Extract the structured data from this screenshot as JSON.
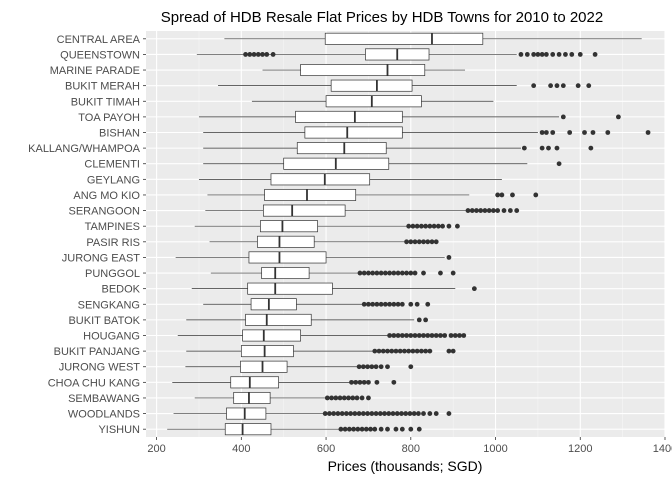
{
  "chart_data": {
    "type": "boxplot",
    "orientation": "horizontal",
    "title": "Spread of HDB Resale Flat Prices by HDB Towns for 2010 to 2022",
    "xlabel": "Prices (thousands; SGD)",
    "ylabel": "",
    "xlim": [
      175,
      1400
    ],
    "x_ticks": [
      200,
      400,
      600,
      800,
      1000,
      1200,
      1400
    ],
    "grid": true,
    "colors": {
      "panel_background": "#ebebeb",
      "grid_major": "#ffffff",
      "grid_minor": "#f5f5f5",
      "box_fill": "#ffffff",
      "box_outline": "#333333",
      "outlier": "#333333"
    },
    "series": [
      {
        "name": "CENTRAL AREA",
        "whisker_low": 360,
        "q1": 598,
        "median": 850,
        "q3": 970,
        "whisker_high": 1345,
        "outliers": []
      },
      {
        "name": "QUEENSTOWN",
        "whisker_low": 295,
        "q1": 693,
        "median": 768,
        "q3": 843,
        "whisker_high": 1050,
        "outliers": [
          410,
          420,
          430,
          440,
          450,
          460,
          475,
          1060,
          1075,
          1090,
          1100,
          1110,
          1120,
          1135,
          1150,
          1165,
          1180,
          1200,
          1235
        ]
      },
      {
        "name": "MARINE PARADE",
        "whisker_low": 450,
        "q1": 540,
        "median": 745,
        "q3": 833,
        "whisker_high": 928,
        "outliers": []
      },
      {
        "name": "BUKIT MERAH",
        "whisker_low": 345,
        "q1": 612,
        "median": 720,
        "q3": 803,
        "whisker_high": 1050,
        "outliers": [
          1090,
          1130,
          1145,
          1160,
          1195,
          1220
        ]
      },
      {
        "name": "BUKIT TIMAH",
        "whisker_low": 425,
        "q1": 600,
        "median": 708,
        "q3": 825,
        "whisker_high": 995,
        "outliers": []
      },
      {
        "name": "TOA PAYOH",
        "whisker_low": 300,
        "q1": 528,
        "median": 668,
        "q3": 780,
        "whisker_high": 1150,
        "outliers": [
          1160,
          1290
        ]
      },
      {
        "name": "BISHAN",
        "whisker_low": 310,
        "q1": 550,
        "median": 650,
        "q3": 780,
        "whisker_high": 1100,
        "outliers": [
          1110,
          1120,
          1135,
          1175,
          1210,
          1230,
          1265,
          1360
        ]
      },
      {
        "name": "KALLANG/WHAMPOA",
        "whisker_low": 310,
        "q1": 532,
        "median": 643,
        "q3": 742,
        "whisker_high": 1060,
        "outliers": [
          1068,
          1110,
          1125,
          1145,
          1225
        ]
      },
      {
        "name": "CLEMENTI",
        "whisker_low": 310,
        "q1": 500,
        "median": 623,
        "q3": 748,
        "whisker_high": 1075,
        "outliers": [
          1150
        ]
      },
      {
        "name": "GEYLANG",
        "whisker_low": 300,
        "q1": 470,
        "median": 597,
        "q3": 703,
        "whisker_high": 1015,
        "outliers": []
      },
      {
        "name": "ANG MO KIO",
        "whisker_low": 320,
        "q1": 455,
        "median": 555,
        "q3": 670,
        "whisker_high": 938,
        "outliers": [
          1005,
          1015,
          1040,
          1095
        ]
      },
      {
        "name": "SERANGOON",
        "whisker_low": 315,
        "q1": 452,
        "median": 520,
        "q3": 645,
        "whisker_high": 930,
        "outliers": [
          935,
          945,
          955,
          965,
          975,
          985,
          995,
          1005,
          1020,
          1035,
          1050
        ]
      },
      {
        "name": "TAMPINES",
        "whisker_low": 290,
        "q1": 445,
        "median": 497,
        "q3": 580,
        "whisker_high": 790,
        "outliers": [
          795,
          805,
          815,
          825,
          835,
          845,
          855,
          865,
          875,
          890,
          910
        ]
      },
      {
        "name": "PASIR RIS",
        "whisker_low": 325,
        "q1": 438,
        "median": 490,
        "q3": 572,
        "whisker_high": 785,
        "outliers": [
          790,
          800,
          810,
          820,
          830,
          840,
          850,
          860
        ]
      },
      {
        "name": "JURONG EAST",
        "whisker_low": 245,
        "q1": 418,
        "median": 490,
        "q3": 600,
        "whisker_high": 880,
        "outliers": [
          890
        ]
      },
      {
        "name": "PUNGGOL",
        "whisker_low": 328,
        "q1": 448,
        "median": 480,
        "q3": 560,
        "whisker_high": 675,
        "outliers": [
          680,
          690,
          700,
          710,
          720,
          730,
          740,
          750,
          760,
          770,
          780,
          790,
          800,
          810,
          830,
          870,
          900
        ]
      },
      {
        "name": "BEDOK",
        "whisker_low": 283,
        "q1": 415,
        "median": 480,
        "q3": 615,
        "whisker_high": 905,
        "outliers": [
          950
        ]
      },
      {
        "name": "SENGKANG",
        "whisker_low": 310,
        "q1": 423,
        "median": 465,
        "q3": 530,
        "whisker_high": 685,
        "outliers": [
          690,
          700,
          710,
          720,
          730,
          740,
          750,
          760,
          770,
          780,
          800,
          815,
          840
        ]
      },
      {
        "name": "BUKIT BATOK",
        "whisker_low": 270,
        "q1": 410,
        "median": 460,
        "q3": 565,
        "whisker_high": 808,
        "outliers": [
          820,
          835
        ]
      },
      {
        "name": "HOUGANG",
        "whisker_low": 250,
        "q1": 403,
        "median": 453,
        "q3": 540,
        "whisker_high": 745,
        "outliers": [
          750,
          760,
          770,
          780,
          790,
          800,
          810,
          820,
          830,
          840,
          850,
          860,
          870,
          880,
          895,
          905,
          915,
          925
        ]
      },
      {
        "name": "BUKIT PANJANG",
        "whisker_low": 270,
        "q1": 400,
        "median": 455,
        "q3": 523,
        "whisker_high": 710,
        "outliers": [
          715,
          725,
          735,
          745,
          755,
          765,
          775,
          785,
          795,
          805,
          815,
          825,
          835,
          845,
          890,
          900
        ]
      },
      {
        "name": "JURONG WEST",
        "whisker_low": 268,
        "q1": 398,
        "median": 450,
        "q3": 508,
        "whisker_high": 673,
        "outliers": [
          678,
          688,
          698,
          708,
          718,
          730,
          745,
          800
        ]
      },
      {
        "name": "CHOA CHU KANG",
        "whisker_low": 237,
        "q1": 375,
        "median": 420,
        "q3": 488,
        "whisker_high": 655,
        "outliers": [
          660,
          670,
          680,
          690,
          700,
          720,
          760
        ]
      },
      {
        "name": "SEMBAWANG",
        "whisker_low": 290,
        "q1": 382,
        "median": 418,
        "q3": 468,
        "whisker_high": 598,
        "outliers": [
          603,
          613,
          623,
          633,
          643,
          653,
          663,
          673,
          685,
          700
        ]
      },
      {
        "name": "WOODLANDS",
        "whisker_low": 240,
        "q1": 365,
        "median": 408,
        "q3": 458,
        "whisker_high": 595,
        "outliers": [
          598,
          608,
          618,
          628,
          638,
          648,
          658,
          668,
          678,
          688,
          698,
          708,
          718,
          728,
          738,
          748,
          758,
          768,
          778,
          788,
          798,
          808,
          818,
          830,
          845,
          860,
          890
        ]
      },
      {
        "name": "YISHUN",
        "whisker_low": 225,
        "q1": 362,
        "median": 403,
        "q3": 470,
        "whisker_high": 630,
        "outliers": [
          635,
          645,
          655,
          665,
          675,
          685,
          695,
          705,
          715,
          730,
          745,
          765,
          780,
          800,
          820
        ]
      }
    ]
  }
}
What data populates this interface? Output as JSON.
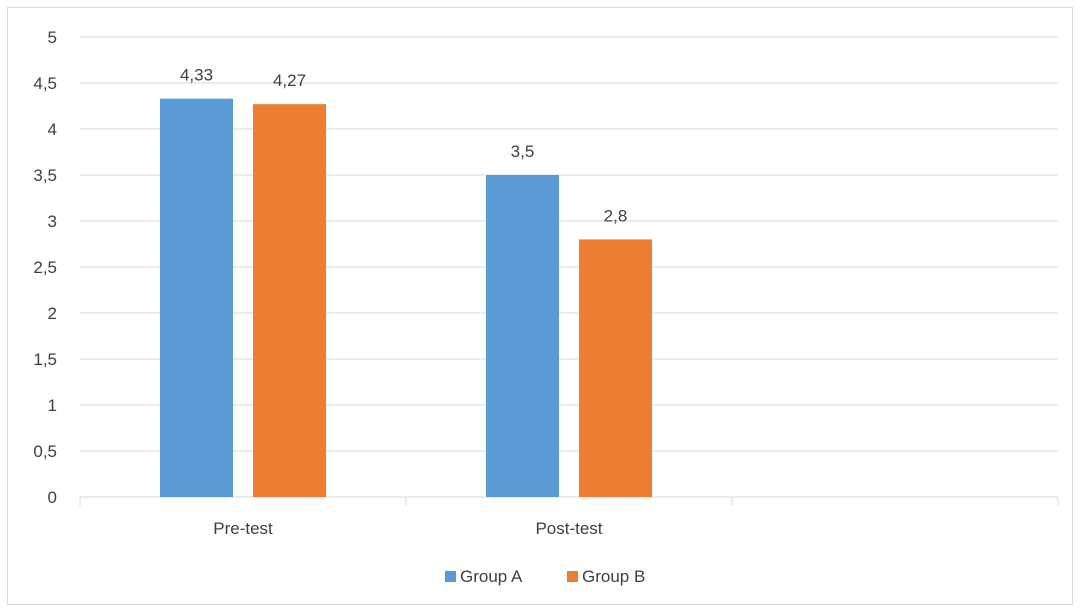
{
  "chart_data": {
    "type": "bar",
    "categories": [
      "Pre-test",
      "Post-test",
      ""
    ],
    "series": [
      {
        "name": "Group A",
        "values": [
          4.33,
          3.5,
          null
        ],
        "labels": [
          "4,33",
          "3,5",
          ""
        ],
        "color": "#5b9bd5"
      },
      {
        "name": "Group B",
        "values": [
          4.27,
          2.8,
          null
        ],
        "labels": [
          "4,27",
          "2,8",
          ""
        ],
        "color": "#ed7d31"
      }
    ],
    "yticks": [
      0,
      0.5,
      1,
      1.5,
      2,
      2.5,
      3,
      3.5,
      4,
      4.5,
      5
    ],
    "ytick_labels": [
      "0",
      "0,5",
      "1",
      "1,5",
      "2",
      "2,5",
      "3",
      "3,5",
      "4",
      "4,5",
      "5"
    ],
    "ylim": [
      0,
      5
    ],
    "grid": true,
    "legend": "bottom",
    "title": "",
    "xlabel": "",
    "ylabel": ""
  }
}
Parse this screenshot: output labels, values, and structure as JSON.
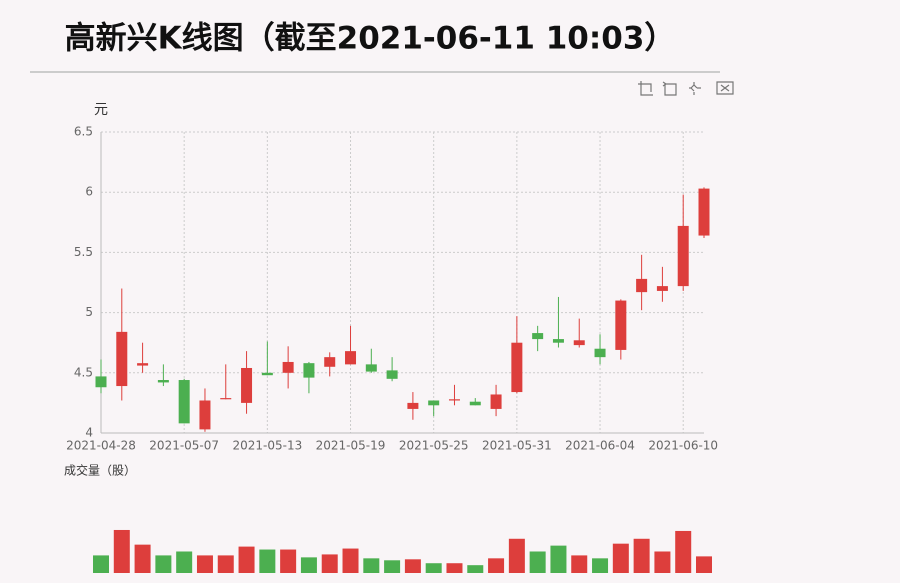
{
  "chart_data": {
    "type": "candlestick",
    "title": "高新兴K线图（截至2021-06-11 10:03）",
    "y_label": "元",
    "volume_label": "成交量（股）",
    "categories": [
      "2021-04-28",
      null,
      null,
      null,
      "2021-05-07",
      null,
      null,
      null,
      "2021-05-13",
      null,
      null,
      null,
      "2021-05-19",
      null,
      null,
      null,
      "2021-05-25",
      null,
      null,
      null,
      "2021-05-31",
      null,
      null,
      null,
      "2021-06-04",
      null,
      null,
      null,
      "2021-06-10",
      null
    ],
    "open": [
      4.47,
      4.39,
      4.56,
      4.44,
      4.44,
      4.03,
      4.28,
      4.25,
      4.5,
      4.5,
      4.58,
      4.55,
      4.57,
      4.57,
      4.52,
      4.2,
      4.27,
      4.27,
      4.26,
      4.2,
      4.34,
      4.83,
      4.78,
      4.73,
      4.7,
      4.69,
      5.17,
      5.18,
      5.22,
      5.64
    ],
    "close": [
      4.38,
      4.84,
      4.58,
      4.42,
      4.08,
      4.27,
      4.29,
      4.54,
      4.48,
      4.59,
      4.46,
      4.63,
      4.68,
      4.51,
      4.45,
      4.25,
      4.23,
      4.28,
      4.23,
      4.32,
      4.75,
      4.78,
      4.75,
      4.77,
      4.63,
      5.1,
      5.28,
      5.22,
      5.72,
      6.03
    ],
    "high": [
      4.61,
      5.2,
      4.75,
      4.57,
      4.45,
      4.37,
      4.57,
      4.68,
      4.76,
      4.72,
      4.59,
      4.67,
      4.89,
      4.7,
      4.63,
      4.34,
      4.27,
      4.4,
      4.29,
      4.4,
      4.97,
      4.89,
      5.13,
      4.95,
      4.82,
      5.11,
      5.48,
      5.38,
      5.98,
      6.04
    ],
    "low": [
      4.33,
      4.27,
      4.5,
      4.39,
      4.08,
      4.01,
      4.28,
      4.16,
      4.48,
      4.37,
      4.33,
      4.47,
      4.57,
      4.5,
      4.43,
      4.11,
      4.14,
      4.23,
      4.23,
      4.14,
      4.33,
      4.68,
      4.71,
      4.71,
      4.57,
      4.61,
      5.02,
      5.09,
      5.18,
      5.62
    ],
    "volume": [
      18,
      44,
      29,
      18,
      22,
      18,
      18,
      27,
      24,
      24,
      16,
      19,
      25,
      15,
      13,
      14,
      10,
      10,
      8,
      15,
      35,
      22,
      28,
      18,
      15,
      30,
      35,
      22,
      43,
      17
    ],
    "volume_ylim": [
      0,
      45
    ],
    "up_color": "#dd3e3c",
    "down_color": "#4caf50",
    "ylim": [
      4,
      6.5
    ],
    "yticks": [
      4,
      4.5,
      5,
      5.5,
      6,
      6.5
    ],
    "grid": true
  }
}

### Problem details
Using the listing above, return all lines where the word "xlabel" occurs.

### Result below
    "xlabel": "Prices (thousands; SGD)",
    "xlabel": "",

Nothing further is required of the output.